**Instruction**:
Find the lines holding "against" and copy them.

(begin)

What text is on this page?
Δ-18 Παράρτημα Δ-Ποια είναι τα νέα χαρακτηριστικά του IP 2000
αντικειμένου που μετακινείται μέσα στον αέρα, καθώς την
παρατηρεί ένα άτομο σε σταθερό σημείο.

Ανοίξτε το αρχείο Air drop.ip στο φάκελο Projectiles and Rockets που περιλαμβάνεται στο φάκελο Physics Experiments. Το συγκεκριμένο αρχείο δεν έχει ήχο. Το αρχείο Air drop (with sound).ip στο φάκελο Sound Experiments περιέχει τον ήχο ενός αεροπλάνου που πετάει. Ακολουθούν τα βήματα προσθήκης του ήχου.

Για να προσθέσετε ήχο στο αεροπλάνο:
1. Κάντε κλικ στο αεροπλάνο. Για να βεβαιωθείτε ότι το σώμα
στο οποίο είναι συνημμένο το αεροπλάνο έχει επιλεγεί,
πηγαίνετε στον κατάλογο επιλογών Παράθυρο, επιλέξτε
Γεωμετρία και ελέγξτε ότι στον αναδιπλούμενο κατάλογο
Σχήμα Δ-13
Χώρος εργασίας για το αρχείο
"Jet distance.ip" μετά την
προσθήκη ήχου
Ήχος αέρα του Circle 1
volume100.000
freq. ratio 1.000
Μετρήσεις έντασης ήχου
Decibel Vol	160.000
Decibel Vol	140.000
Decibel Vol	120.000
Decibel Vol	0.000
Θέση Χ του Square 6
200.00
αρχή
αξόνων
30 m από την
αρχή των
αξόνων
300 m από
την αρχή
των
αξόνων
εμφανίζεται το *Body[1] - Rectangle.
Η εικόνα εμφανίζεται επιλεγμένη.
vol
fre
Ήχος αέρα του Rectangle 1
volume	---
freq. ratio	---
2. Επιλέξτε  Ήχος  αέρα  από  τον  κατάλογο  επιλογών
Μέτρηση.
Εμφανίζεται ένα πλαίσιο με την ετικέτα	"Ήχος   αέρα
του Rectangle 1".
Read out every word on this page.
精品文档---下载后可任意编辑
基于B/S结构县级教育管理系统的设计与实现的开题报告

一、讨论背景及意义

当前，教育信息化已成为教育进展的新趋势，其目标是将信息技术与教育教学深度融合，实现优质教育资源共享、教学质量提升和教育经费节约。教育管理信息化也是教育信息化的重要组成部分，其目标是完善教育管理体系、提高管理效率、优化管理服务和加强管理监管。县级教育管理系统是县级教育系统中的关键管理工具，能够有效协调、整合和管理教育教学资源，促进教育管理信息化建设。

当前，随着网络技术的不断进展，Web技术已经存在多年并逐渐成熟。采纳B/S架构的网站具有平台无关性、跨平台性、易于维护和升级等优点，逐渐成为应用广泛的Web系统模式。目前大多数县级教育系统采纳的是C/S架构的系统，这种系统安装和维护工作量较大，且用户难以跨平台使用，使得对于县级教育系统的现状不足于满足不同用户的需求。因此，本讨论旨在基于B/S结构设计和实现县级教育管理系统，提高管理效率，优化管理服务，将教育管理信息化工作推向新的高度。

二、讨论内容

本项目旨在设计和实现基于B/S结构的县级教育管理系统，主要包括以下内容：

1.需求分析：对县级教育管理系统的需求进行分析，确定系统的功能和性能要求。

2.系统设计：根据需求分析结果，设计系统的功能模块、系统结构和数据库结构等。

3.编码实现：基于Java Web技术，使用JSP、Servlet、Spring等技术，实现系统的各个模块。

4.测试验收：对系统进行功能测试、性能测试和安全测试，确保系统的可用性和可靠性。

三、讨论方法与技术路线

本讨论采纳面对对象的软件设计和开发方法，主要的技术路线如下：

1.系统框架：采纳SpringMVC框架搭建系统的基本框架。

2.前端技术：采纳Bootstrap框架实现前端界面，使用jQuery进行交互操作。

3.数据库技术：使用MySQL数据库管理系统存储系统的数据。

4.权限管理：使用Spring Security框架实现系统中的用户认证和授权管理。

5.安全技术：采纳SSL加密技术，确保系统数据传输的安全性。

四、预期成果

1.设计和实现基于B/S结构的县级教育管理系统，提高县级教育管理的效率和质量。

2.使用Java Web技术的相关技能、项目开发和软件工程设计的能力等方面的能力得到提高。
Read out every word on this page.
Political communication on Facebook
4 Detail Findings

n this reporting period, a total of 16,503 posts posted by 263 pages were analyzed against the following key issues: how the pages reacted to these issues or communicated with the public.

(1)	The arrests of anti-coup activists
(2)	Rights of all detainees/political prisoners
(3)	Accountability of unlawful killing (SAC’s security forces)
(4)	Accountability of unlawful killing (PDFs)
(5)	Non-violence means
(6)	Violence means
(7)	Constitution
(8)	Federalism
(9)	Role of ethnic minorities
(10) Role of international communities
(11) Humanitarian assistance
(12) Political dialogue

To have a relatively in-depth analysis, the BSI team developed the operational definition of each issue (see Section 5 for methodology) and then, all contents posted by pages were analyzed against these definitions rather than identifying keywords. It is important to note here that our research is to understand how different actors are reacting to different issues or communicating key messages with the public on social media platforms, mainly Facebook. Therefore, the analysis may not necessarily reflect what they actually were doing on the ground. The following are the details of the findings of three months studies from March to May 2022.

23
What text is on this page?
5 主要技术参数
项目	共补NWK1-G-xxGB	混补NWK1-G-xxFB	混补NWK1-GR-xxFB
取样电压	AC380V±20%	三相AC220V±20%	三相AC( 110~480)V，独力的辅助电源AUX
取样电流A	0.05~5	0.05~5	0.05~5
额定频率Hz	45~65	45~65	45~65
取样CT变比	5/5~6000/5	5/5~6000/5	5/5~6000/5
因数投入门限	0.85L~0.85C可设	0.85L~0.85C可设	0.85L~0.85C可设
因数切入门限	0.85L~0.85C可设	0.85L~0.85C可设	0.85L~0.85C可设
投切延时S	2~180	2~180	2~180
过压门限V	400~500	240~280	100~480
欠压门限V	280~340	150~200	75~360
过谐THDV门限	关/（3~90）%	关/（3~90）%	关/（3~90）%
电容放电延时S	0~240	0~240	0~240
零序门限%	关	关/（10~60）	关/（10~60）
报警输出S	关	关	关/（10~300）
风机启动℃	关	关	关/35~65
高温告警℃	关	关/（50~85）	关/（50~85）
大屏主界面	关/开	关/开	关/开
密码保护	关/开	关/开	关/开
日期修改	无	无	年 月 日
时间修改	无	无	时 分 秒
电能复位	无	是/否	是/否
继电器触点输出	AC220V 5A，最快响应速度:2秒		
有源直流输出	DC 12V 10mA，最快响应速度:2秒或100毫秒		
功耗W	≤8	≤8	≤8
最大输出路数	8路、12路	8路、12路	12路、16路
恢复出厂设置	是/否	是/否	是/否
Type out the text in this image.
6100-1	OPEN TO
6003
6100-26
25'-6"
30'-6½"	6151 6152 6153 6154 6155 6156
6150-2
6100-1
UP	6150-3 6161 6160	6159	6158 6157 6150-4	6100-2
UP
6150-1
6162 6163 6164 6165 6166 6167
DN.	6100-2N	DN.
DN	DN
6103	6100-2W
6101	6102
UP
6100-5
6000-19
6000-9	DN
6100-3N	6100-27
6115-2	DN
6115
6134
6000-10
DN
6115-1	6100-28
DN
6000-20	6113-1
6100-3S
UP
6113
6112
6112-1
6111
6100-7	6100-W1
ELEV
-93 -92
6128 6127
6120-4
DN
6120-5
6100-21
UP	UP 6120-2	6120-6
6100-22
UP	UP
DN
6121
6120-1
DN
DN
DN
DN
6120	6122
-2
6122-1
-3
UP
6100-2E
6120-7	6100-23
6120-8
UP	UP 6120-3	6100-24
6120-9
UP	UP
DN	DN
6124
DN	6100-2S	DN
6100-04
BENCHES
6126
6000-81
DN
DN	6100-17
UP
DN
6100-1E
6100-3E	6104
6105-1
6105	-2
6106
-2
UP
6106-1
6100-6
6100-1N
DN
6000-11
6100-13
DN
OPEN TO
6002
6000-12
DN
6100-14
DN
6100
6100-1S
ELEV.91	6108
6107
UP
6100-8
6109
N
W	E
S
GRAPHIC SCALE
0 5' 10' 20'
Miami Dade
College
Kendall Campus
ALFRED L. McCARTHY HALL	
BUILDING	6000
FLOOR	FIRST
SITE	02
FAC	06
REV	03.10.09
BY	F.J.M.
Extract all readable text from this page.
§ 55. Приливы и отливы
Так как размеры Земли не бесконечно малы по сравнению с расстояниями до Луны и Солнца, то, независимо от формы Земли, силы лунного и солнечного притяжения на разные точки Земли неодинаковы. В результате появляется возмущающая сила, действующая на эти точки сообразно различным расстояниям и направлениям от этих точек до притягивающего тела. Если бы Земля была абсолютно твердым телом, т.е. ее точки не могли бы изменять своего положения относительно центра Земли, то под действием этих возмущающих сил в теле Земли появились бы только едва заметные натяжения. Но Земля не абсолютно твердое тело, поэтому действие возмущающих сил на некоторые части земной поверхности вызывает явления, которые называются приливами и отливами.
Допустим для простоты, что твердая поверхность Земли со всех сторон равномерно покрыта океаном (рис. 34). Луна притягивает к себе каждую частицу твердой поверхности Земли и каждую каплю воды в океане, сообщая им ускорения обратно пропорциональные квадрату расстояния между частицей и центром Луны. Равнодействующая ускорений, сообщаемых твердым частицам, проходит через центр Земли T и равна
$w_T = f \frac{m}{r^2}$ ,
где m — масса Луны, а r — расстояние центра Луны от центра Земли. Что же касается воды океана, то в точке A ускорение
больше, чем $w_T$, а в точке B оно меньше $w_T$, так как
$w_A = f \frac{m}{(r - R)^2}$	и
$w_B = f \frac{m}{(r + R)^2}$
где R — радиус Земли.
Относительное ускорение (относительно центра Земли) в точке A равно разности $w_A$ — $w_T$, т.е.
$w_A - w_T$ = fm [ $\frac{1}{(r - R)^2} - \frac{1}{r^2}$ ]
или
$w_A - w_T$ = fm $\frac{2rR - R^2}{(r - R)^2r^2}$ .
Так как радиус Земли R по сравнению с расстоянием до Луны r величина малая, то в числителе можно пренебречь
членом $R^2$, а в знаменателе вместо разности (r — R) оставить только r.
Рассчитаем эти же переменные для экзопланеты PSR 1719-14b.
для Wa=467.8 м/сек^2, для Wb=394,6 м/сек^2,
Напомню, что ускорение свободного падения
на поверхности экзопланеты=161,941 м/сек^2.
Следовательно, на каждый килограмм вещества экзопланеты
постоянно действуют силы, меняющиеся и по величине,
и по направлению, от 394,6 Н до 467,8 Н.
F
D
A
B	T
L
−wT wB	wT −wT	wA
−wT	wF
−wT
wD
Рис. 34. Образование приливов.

(end)

**The reply**:
n this reporting period, a total of 16,503 posts posted by 263 pages were analyzed against the following key issues: how the pages reacted to these issues or communicated with the public.
To have a relatively in-depth analysis, the BSI team developed the operational definition of each issue (see Section 5 for methodology) and then, all contents posted by pages were analyzed against these definitions rather than identifying keywords. It is important to note here that our research is to understand how different actors are reacting to different issues or communicating key messages with the public on social media platforms, mainly Facebook. Therefore, the analysis may not necessarily reflect what they actually were doing on the ground. The following are the details of the findings of three months studies from March to May 2022.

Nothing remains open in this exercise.